▶ **Task statement**
Find the lines with the string "Login" and return them.

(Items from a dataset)
▼▼▼

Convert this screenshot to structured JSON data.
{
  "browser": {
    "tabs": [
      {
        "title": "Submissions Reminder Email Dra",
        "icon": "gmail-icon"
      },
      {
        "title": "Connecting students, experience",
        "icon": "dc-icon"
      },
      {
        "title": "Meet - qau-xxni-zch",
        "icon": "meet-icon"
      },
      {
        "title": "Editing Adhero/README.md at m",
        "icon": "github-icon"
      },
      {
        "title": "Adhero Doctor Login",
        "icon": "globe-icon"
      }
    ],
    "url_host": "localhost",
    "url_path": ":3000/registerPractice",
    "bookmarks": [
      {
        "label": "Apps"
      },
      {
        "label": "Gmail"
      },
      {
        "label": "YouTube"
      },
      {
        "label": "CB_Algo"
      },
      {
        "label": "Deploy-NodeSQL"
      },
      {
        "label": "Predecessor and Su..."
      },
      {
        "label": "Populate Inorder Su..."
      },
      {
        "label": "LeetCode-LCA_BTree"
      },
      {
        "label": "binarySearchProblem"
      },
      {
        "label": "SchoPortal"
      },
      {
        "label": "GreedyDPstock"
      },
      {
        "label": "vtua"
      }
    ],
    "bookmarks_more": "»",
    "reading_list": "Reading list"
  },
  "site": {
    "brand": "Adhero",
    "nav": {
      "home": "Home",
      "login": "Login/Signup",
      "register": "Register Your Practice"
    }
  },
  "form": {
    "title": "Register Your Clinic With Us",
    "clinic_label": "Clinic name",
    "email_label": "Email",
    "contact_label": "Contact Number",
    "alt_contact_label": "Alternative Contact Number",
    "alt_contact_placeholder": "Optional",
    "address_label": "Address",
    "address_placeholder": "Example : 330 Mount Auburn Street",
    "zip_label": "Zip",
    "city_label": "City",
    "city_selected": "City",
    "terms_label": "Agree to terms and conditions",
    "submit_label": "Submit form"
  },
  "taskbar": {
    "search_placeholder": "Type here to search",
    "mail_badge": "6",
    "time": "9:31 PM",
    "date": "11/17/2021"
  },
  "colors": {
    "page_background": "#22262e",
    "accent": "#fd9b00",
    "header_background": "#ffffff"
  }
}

▲▲▲

▶ **Solution to this exercise**
        "title": "Adhero Doctor Login",
      "login": "Login/Signup",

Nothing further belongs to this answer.